-- BEGIN Records shown --

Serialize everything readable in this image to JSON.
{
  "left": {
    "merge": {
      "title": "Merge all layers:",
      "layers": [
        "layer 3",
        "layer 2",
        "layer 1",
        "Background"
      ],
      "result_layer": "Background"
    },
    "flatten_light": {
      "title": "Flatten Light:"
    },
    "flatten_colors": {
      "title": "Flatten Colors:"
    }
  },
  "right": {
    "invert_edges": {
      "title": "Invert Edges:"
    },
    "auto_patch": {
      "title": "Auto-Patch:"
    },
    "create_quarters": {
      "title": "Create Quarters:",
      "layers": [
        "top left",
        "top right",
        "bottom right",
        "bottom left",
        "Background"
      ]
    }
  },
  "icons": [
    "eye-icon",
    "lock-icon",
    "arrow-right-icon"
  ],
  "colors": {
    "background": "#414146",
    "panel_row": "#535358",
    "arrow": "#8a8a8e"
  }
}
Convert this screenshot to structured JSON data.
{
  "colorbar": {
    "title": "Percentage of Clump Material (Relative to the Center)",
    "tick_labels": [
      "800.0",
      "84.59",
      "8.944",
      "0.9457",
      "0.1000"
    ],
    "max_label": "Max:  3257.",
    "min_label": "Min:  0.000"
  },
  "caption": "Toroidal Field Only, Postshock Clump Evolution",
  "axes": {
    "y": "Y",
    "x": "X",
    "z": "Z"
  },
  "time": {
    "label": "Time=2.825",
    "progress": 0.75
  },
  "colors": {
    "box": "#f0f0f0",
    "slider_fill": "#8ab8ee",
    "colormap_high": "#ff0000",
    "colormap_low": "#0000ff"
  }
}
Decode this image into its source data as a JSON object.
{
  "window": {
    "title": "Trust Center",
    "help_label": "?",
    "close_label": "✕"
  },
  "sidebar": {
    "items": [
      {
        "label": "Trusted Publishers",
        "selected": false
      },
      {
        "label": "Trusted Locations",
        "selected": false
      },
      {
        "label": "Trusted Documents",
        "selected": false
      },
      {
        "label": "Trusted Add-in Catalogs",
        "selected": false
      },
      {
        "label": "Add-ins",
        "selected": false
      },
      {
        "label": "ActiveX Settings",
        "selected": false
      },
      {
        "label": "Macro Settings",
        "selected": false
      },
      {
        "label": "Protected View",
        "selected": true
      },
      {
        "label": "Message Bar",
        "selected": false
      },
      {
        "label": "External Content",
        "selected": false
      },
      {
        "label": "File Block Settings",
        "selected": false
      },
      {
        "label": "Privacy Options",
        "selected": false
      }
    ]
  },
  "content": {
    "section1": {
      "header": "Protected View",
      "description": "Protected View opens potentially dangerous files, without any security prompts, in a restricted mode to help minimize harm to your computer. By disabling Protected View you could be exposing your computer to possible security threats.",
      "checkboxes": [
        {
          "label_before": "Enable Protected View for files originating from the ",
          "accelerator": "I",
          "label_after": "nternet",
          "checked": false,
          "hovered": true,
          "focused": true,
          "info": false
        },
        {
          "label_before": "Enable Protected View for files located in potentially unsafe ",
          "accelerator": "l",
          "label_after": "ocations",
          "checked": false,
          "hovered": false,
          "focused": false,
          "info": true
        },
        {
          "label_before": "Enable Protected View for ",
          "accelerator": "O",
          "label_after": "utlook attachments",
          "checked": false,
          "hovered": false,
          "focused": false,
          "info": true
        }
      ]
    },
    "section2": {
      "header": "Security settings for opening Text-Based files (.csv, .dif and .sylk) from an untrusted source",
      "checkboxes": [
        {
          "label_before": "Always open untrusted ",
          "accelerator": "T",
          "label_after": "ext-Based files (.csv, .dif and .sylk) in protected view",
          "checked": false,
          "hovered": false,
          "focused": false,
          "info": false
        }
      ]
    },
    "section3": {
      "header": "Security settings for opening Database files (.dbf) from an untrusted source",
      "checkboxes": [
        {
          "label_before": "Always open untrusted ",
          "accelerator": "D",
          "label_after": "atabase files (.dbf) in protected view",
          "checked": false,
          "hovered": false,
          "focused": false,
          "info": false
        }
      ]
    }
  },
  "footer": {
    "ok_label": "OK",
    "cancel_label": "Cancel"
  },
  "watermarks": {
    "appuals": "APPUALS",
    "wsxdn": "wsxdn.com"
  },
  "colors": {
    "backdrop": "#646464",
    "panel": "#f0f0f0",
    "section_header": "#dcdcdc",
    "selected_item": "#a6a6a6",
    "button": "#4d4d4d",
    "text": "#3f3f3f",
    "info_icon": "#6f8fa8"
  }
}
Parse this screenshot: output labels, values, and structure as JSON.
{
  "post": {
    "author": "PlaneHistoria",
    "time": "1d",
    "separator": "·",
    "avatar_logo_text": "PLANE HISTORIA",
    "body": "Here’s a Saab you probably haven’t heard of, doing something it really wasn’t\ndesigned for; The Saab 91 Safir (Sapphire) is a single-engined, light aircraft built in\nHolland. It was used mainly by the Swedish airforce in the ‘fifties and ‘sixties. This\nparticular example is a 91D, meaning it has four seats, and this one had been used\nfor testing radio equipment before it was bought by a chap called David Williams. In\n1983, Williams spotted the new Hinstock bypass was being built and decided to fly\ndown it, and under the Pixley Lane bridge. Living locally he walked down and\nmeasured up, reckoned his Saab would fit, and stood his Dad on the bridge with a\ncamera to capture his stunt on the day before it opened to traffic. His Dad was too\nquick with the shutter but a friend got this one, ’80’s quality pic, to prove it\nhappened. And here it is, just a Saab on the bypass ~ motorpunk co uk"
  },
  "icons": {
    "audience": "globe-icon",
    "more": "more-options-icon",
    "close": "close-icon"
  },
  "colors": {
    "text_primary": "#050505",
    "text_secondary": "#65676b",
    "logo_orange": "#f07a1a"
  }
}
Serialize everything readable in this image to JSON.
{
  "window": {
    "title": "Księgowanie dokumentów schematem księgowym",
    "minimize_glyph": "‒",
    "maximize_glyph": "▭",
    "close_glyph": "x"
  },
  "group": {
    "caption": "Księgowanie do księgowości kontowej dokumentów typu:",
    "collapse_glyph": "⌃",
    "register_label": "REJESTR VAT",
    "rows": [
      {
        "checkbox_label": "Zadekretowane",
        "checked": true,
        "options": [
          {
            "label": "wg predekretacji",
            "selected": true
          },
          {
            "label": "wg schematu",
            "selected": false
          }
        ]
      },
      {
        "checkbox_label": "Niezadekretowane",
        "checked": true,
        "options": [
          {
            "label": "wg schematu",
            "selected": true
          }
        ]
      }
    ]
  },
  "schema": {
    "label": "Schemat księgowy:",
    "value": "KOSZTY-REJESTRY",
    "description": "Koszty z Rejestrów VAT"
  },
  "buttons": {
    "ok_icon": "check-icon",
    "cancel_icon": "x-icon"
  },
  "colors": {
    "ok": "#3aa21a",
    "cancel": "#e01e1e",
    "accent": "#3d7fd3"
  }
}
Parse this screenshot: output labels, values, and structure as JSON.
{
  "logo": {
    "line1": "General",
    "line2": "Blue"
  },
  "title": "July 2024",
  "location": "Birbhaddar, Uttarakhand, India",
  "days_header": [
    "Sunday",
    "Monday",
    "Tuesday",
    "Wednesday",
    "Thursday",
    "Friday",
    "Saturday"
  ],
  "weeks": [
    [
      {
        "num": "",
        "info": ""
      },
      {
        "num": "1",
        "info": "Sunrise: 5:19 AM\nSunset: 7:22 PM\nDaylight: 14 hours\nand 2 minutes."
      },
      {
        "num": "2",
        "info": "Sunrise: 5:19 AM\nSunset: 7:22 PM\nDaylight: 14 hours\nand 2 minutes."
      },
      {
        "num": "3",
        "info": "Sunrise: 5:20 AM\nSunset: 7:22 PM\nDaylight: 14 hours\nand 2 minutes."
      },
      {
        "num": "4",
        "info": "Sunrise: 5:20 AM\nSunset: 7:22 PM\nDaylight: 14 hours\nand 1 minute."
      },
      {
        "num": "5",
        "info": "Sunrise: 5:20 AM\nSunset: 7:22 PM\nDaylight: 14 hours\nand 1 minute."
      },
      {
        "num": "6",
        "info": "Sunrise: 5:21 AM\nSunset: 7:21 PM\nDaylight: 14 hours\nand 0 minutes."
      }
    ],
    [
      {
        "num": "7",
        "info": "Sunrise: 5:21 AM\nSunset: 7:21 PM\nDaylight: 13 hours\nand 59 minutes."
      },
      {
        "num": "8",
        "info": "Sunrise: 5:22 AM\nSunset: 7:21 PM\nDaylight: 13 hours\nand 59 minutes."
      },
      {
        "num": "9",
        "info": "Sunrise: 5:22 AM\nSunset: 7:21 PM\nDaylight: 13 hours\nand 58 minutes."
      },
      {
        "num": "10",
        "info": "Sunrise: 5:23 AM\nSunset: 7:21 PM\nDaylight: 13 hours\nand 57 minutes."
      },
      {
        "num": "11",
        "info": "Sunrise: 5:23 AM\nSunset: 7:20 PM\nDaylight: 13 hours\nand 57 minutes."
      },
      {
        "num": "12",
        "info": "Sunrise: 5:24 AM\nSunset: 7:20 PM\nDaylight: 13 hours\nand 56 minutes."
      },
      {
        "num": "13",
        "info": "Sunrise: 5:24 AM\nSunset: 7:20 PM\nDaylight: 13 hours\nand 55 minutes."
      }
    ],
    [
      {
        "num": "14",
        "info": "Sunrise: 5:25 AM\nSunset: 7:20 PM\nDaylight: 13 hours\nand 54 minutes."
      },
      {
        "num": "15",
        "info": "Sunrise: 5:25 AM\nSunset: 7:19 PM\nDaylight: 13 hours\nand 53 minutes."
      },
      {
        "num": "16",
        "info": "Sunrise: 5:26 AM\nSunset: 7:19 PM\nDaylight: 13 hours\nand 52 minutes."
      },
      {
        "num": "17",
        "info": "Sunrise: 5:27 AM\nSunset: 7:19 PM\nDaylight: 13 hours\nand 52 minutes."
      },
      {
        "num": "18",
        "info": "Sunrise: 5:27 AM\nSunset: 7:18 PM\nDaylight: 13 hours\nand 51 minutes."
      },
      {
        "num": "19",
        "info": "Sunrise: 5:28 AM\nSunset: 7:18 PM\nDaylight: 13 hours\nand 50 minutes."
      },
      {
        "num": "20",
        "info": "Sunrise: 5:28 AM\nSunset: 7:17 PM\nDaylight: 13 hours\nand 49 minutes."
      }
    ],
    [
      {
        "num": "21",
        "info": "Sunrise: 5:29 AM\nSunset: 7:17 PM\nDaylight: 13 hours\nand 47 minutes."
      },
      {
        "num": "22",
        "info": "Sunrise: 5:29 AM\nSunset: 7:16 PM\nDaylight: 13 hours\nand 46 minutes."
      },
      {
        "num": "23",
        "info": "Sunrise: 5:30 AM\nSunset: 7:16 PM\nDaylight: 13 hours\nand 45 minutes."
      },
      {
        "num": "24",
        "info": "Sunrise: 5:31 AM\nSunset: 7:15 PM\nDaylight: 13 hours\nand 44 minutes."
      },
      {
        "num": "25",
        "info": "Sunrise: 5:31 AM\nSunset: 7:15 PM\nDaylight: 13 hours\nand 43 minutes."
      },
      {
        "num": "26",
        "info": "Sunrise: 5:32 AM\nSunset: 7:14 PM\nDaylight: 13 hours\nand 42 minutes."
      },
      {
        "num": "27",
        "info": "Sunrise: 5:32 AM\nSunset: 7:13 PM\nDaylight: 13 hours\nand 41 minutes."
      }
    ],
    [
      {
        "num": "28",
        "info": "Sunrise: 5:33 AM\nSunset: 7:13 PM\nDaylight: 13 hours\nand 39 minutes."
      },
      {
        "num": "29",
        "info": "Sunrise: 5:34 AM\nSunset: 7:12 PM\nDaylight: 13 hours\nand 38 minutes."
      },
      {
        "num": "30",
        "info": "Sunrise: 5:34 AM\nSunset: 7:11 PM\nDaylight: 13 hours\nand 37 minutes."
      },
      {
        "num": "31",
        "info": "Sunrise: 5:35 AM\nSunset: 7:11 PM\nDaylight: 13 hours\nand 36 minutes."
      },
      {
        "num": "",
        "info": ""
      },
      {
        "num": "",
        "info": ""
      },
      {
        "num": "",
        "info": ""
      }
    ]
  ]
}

-- END Records shown --

Directive. Tally how many lines of the material contain the word "Clump". The answer must be the number and nothing else.

Right answer. 2